== What needs to be done ==
Each entry here needs to be set down again exactly, please; pictures are left out.

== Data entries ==

_ _ _ _

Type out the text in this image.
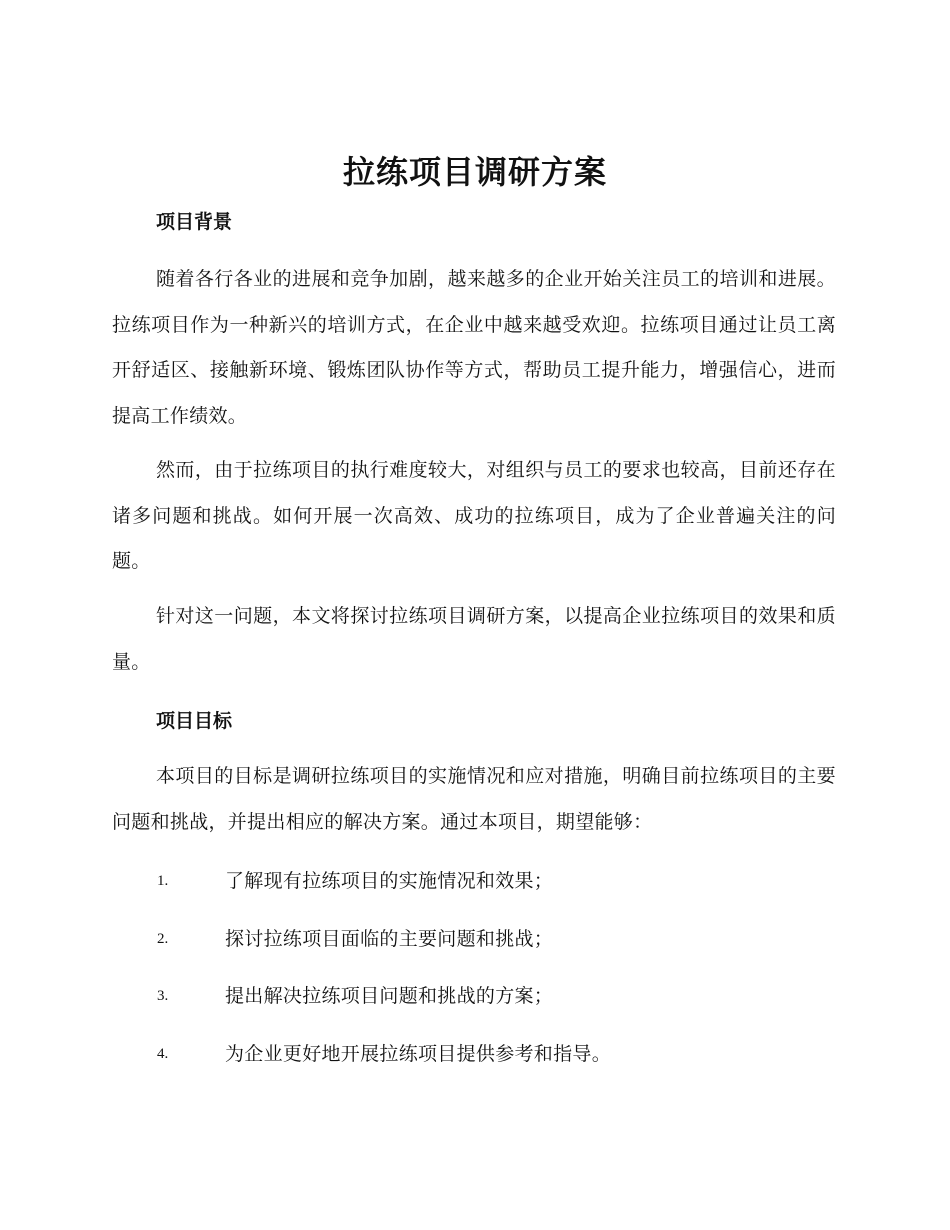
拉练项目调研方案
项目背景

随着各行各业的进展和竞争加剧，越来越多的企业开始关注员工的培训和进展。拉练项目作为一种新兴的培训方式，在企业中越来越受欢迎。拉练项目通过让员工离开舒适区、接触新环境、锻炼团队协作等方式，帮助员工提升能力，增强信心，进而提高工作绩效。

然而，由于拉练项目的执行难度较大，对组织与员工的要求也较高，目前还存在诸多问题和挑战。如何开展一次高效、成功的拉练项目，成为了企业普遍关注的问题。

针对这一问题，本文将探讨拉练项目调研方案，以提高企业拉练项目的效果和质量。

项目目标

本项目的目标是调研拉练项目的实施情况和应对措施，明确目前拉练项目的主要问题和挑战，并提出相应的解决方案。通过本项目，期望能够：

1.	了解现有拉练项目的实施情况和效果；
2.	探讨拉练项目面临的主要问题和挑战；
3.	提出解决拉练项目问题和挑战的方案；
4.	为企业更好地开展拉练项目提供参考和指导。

_ _ _ _

== Full answer ==
Type out the text in this image.
拉练项目调研方案
项目背景

随着各行各业的进展和竞争加剧，越来越多的企业开始关注员工的培训和进展。拉练项目作为一种新兴的培训方式，在企业中越来越受欢迎。拉练项目通过让员工离开舒适区、接触新环境、锻炼团队协作等方式，帮助员工提升能力，增强信心，进而提高工作绩效。

然而，由于拉练项目的执行难度较大，对组织与员工的要求也较高，目前还存在诸多问题和挑战。如何开展一次高效、成功的拉练项目，成为了企业普遍关注的问题。

针对这一问题，本文将探讨拉练项目调研方案，以提高企业拉练项目的效果和质量。

项目目标

本项目的目标是调研拉练项目的实施情况和应对措施，明确目前拉练项目的主要问题和挑战，并提出相应的解决方案。通过本项目，期望能够：

1.	了解现有拉练项目的实施情况和效果；
2.	探讨拉练项目面临的主要问题和挑战；
3.	提出解决拉练项目问题和挑战的方案；
4.	为企业更好地开展拉练项目提供参考和指导。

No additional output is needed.